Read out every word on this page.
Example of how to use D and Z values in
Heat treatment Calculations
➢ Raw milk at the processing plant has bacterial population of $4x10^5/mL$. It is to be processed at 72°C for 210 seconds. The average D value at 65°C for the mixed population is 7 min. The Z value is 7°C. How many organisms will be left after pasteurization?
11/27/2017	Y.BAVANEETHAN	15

•••••

### Required action
In the answer, every line above should be retyped exactly.

### Problem solution
Read out every word on this page.
Example of how to use D and Z values in
Heat treatment Calculations
➢ Raw milk at the processing plant has bacterial population of $4x10^5/mL$. It is to be processed at 72°C for 210 seconds. The average D value at 65°C for the mixed population is 7 min. The Z value is 7°C. How many organisms will be left after pasteurization?
11/27/2017	Y.BAVANEETHAN	15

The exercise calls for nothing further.